Material provided:
=-=-=-=-=

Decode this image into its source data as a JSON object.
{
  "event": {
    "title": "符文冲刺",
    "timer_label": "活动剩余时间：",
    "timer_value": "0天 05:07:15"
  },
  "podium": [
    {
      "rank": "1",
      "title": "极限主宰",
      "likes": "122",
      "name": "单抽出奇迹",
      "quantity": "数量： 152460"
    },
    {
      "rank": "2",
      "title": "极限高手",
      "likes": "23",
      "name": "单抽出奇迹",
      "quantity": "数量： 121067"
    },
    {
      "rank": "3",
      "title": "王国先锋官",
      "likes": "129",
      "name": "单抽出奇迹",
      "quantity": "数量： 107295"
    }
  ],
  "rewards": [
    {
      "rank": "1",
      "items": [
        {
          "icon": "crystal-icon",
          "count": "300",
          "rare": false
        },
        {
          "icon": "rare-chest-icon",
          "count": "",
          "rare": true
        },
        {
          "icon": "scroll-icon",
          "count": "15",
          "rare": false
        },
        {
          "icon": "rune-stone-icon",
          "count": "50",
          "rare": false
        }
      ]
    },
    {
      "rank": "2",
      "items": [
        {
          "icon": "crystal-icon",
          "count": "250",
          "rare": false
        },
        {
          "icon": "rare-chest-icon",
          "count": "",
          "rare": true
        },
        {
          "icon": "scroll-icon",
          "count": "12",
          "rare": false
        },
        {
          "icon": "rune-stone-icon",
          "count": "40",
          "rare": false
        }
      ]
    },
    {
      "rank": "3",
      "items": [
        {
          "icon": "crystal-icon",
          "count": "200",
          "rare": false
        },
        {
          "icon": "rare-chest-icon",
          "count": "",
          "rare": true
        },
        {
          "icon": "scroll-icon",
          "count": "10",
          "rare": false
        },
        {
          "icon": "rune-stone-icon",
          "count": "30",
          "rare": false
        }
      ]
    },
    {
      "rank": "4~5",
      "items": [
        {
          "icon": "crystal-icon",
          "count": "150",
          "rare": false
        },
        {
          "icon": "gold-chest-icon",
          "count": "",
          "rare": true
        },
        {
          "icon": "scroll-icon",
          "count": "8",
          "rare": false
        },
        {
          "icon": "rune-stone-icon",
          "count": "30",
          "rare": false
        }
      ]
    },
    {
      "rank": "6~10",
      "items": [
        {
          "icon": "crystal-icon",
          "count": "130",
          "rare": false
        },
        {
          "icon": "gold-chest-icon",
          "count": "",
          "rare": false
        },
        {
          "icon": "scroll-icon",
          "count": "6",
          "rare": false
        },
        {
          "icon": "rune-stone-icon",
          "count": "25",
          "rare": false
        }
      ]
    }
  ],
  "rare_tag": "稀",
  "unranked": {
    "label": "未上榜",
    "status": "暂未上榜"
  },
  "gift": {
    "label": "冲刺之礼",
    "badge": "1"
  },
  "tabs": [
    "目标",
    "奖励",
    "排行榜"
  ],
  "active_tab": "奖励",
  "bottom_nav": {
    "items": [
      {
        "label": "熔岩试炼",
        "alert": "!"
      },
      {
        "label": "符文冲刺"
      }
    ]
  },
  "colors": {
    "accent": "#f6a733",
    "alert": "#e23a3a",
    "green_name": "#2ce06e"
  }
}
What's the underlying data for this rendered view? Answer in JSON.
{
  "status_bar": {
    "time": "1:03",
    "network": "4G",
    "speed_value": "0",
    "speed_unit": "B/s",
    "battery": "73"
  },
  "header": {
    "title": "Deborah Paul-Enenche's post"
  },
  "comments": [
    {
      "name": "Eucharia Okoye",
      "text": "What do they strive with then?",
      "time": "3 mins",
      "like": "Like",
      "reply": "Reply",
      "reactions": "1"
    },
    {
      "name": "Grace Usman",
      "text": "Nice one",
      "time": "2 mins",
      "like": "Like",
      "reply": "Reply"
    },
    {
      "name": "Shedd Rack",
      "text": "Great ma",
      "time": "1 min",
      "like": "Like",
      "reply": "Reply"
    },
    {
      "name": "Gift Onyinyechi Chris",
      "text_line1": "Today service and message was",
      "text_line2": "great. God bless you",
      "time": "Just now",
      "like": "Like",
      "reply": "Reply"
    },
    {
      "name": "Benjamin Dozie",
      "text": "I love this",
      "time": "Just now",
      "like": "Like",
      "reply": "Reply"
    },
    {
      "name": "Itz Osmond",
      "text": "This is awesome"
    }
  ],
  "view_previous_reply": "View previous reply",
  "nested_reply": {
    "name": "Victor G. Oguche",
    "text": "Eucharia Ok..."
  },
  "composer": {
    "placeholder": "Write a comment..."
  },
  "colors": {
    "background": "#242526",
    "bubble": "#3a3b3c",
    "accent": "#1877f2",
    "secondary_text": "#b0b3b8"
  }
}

=-=-=-=-=

What the exercise asks: Your task is to retype all of the records exactly.

Correct response:
Decode this image into its source data as a JSON object.
{
  "event": {
    "title": "符文冲刺",
    "timer_label": "活动剩余时间：",
    "timer_value": "0天 05:07:15"
  },
  "podium": [
    {
      "rank": "1",
      "title": "极限主宰",
      "likes": "122",
      "name": "单抽出奇迹",
      "quantity": "数量： 152460"
    },
    {
      "rank": "2",
      "title": "极限高手",
      "likes": "23",
      "name": "单抽出奇迹",
      "quantity": "数量： 121067"
    },
    {
      "rank": "3",
      "title": "王国先锋官",
      "likes": "129",
      "name": "单抽出奇迹",
      "quantity": "数量： 107295"
    }
  ],
  "rewards": [
    {
      "rank": "1",
      "items": [
        {
          "icon": "crystal-icon",
          "count": "300",
          "rare": false
        },
        {
          "icon": "rare-chest-icon",
          "count": "",
          "rare": true
        },
        {
          "icon": "scroll-icon",
          "count": "15",
          "rare": false
        },
        {
          "icon": "rune-stone-icon",
          "count": "50",
          "rare": false
        }
      ]
    },
    {
      "rank": "2",
      "items": [
        {
          "icon": "crystal-icon",
          "count": "250",
          "rare": false
        },
        {
          "icon": "rare-chest-icon",
          "count": "",
          "rare": true
        },
        {
          "icon": "scroll-icon",
          "count": "12",
          "rare": false
        },
        {
          "icon": "rune-stone-icon",
          "count": "40",
          "rare": false
        }
      ]
    },
    {
      "rank": "3",
      "items": [
        {
          "icon": "crystal-icon",
          "count": "200",
          "rare": false
        },
        {
          "icon": "rare-chest-icon",
          "count": "",
          "rare": true
        },
        {
          "icon": "scroll-icon",
          "count": "10",
          "rare": false
        },
        {
          "icon": "rune-stone-icon",
          "count": "30",
          "rare": false
        }
      ]
    },
    {
      "rank": "4~5",
      "items": [
        {
          "icon": "crystal-icon",
          "count": "150",
          "rare": false
        },
        {
          "icon": "gold-chest-icon",
          "count": "",
          "rare": true
        },
        {
          "icon": "scroll-icon",
          "count": "8",
          "rare": false
        },
        {
          "icon": "rune-stone-icon",
          "count": "30",
          "rare": false
        }
      ]
    },
    {
      "rank": "6~10",
      "items": [
        {
          "icon": "crystal-icon",
          "count": "130",
          "rare": false
        },
        {
          "icon": "gold-chest-icon",
          "count": "",
          "rare": false
        },
        {
          "icon": "scroll-icon",
          "count": "6",
          "rare": false
        },
        {
          "icon": "rune-stone-icon",
          "count": "25",
          "rare": false
        }
      ]
    }
  ],
  "rare_tag": "稀",
  "unranked": {
    "label": "未上榜",
    "status": "暂未上榜"
  },
  "gift": {
    "label": "冲刺之礼",
    "badge": "1"
  },
  "tabs": [
    "目标",
    "奖励",
    "排行榜"
  ],
  "active_tab": "奖励",
  "bottom_nav": {
    "items": [
      {
        "label": "熔岩试炼",
        "alert": "!"
      },
      {
        "label": "符文冲刺"
      }
    ]
  },
  "colors": {
    "accent": "#f6a733",
    "alert": "#e23a3a",
    "green_name": "#2ce06e"
  }
}
What's the underlying data for this rendered view? Answer in JSON.
{
  "status_bar": {
    "time": "1:03",
    "network": "4G",
    "speed_value": "0",
    "speed_unit": "B/s",
    "battery": "73"
  },
  "header": {
    "title": "Deborah Paul-Enenche's post"
  },
  "comments": [
    {
      "name": "Eucharia Okoye",
      "text": "What do they strive with then?",
      "time": "3 mins",
      "like": "Like",
      "reply": "Reply",
      "reactions": "1"
    },
    {
      "name": "Grace Usman",
      "text": "Nice one",
      "time": "2 mins",
      "like": "Like",
      "reply": "Reply"
    },
    {
      "name": "Shedd Rack",
      "text": "Great ma",
      "time": "1 min",
      "like": "Like",
      "reply": "Reply"
    },
    {
      "name": "Gift Onyinyechi Chris",
      "text_line1": "Today service and message was",
      "text_line2": "great. God bless you",
      "time": "Just now",
      "like": "Like",
      "reply": "Reply"
    },
    {
      "name": "Benjamin Dozie",
      "text": "I love this",
      "time": "Just now",
      "like": "Like",
      "reply": "Reply"
    },
    {
      "name": "Itz Osmond",
      "text": "This is awesome"
    }
  ],
  "view_previous_reply": "View previous reply",
  "nested_reply": {
    "name": "Victor G. Oguche",
    "text": "Eucharia Ok..."
  },
  "composer": {
    "placeholder": "Write a comment..."
  },
  "colors": {
    "background": "#242526",
    "bubble": "#3a3b3c",
    "accent": "#1877f2",
    "secondary_text": "#b0b3b8"
  }
}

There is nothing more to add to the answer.